=== Supplied data ===
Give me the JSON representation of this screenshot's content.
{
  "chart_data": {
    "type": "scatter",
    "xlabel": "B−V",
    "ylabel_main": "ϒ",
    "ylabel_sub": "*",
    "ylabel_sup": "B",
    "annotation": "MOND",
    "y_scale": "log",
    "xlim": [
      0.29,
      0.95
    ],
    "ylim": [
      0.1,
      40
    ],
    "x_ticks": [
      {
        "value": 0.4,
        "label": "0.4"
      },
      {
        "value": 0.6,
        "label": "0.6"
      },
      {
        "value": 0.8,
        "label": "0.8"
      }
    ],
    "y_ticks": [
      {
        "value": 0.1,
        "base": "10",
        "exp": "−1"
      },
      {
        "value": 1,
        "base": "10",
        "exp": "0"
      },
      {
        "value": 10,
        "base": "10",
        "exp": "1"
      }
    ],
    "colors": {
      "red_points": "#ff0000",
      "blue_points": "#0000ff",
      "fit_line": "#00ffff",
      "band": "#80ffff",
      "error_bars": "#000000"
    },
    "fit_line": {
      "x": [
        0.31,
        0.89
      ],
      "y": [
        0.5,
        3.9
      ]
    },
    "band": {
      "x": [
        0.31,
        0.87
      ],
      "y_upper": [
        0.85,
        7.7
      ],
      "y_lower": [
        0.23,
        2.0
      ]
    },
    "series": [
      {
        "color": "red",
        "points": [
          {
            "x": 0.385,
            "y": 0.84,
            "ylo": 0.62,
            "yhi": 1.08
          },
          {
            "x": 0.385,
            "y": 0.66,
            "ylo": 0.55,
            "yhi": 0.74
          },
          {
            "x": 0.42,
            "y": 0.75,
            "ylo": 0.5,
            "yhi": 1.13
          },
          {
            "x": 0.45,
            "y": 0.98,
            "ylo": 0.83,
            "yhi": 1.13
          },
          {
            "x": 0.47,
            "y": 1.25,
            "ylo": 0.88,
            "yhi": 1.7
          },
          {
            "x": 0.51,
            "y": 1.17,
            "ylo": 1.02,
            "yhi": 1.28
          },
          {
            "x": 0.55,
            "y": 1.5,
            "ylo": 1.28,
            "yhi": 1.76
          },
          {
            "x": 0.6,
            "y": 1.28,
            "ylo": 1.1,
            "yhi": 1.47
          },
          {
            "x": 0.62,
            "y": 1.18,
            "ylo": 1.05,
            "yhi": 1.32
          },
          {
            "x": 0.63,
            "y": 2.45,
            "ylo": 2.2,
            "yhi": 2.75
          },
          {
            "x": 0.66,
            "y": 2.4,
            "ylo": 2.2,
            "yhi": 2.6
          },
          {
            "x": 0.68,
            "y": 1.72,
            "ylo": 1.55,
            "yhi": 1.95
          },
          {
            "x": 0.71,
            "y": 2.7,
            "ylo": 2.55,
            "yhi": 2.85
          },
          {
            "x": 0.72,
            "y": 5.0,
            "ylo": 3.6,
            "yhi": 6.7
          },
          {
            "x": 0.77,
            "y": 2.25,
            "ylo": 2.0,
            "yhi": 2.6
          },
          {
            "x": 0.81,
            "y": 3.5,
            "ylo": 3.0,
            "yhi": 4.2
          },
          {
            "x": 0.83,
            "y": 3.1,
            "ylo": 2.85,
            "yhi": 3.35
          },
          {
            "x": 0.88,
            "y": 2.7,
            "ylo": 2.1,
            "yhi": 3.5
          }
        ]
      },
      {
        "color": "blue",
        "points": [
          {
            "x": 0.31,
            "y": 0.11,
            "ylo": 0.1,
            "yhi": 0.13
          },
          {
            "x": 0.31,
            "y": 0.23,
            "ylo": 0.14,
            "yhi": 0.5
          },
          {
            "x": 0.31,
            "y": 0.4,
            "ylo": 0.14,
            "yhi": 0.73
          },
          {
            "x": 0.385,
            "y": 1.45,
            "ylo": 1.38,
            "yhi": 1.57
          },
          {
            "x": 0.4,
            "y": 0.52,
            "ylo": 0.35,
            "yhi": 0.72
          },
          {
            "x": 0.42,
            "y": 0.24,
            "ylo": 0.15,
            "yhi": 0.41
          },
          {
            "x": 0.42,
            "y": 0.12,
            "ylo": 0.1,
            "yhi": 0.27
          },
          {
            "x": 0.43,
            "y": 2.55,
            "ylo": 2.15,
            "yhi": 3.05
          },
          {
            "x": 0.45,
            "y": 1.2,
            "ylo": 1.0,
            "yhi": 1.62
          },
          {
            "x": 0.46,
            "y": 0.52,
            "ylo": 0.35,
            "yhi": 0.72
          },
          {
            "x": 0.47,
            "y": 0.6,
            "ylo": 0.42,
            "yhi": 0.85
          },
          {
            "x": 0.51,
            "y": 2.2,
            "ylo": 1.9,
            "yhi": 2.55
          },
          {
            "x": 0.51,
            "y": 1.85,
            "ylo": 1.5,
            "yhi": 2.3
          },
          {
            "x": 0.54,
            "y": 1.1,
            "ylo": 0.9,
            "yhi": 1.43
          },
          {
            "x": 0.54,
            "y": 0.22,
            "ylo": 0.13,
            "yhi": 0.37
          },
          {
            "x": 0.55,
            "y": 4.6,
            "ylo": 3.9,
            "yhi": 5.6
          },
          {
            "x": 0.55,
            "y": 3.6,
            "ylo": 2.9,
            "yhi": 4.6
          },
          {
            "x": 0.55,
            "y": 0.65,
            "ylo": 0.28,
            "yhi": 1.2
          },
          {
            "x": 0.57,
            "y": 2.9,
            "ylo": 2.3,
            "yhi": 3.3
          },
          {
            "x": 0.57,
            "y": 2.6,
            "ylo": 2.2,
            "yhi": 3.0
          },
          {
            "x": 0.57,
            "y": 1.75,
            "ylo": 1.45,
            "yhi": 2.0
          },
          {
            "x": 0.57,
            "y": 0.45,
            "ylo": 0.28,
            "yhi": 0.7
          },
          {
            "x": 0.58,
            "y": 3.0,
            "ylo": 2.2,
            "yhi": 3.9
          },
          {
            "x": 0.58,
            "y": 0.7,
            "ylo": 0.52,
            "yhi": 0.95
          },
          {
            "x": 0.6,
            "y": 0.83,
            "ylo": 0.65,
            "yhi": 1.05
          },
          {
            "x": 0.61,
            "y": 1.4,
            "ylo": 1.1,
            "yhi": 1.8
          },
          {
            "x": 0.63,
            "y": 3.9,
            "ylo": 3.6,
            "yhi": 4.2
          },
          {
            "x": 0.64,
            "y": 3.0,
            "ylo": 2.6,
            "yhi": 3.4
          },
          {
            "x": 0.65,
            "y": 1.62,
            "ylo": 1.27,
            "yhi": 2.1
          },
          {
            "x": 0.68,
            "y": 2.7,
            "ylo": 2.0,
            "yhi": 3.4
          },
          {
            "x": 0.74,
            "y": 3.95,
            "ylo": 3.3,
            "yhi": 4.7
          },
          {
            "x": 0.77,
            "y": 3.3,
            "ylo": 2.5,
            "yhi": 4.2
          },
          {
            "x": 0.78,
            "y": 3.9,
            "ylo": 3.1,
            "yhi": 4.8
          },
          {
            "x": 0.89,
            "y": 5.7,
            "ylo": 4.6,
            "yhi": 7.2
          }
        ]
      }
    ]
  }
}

=== What the task requires ===
Filter out all lines lacking the word "value" and copy the rest.

=== Task answer ===
        "value": 0.4,
        "value": 0.6,
        "value": 0.8,
        "value": 0.1,
        "value": 1,
        "value": 10,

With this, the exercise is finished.